• [Saved data entries]:
━━━━━━━━━━━━━━━━━━━━━━━━━━━━━━

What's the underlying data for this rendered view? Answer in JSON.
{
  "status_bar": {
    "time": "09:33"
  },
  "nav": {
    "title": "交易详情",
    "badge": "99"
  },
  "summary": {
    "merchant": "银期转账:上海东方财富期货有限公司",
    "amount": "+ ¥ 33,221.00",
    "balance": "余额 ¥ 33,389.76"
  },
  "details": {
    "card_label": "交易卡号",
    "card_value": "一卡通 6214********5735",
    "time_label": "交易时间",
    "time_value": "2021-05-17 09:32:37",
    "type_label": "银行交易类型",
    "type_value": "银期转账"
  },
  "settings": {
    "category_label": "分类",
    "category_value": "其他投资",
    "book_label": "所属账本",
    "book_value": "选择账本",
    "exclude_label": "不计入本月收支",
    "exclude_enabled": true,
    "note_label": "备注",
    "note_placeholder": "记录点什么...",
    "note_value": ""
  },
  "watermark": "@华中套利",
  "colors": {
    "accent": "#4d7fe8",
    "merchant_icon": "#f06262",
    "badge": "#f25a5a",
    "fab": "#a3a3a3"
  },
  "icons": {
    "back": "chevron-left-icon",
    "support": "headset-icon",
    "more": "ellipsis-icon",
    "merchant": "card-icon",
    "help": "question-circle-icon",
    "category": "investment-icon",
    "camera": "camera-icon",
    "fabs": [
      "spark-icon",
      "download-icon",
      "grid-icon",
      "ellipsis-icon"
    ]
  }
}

━━━━━━━━━━━━━━━━━━━━━━━━━━━━━━

• [Written instruction]:
Output all of the material exactly as written.

• [Worked answer]:
What's the underlying data for this rendered view? Answer in JSON.
{
  "status_bar": {
    "time": "09:33"
  },
  "nav": {
    "title": "交易详情",
    "badge": "99"
  },
  "summary": {
    "merchant": "银期转账:上海东方财富期货有限公司",
    "amount": "+ ¥ 33,221.00",
    "balance": "余额 ¥ 33,389.76"
  },
  "details": {
    "card_label": "交易卡号",
    "card_value": "一卡通 6214********5735",
    "time_label": "交易时间",
    "time_value": "2021-05-17 09:32:37",
    "type_label": "银行交易类型",
    "type_value": "银期转账"
  },
  "settings": {
    "category_label": "分类",
    "category_value": "其他投资",
    "book_label": "所属账本",
    "book_value": "选择账本",
    "exclude_label": "不计入本月收支",
    "exclude_enabled": true,
    "note_label": "备注",
    "note_placeholder": "记录点什么...",
    "note_value": ""
  },
  "watermark": "@华中套利",
  "colors": {
    "accent": "#4d7fe8",
    "merchant_icon": "#f06262",
    "badge": "#f25a5a",
    "fab": "#a3a3a3"
  },
  "icons": {
    "back": "chevron-left-icon",
    "support": "headset-icon",
    "more": "ellipsis-icon",
    "merchant": "card-icon",
    "help": "question-circle-icon",
    "category": "investment-icon",
    "camera": "camera-icon",
    "fabs": [
      "spark-icon",
      "download-icon",
      "grid-icon",
      "ellipsis-icon"
    ]
  }
}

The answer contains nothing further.